## Request
Scan the entries below. List each line with "title".

begin Given information

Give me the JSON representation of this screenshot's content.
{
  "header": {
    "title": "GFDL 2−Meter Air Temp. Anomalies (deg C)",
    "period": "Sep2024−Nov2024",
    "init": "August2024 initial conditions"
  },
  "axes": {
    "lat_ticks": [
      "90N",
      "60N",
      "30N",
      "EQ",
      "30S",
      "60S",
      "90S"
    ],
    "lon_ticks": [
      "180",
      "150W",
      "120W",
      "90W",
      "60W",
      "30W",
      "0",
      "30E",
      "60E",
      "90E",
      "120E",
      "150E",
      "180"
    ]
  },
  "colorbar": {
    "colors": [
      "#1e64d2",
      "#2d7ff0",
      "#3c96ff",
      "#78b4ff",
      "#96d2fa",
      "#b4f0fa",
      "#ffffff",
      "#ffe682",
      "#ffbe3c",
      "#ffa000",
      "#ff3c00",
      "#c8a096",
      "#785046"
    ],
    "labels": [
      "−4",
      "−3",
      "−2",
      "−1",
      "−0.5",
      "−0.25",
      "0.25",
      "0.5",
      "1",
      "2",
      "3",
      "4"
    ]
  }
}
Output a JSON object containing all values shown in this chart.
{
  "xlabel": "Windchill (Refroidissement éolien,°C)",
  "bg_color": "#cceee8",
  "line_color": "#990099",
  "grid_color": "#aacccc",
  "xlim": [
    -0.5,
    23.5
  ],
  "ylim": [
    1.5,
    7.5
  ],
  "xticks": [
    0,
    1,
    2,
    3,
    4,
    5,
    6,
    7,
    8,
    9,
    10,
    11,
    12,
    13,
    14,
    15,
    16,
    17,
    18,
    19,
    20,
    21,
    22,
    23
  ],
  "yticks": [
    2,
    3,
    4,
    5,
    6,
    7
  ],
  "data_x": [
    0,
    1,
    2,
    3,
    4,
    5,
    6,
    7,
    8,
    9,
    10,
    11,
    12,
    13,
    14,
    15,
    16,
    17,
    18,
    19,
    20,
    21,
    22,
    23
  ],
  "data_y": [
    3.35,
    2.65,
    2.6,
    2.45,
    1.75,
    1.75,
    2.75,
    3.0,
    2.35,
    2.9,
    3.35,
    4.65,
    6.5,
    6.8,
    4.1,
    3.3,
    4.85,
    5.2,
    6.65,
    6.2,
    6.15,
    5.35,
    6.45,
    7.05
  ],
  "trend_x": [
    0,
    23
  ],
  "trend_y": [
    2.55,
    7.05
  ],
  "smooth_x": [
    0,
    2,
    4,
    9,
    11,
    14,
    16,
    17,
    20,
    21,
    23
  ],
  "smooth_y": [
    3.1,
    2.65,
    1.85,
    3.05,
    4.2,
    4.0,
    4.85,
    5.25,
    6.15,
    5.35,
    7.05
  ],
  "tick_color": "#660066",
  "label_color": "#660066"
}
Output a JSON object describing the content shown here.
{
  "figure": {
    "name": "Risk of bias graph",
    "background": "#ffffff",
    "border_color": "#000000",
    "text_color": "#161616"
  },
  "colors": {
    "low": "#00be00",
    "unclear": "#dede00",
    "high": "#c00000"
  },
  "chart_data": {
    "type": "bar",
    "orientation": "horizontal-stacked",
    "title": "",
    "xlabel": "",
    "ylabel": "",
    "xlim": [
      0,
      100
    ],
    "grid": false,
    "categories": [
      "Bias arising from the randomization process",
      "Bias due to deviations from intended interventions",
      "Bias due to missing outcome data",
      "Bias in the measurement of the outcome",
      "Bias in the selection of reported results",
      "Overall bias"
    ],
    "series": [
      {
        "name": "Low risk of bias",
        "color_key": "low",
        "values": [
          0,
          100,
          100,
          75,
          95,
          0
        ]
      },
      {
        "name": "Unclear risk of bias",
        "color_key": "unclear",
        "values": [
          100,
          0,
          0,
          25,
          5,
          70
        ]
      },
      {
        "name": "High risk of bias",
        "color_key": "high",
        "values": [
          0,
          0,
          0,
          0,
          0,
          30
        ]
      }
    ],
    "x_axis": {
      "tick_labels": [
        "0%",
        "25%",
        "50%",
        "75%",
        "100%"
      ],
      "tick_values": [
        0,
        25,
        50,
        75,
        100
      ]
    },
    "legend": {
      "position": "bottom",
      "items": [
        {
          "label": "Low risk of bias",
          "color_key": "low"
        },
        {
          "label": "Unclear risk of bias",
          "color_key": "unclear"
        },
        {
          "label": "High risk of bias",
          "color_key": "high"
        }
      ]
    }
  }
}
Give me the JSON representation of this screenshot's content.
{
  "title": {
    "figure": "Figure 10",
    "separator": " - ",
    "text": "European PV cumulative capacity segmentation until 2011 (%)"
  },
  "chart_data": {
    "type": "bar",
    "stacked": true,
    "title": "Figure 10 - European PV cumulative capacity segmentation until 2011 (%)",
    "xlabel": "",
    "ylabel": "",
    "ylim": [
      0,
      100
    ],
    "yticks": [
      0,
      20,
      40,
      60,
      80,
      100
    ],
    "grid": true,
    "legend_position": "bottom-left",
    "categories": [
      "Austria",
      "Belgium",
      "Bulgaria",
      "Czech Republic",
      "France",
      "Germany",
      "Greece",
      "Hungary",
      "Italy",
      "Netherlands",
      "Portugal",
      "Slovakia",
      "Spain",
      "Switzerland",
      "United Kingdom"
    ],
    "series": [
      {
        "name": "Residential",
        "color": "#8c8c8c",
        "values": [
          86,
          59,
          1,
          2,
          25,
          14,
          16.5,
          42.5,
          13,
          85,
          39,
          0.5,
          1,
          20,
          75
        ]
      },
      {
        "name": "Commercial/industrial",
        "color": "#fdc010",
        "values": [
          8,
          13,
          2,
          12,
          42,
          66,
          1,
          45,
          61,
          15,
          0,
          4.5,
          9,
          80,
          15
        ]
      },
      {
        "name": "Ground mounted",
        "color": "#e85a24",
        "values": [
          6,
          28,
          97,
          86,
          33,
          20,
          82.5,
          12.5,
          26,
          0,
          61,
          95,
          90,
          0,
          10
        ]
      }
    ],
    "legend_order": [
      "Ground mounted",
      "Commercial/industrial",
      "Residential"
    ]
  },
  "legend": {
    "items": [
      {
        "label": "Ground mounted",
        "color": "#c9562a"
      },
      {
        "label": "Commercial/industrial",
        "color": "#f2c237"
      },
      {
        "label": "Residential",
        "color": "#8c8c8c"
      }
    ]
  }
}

end Given information

## Written answer
    "title": "GFDL 2−Meter Air Temp. Anomalies (deg C)",
    "title": "",
  "title": {
    "title": "Figure 10 - European PV cumulative capacity segmentation until 2011 (%)",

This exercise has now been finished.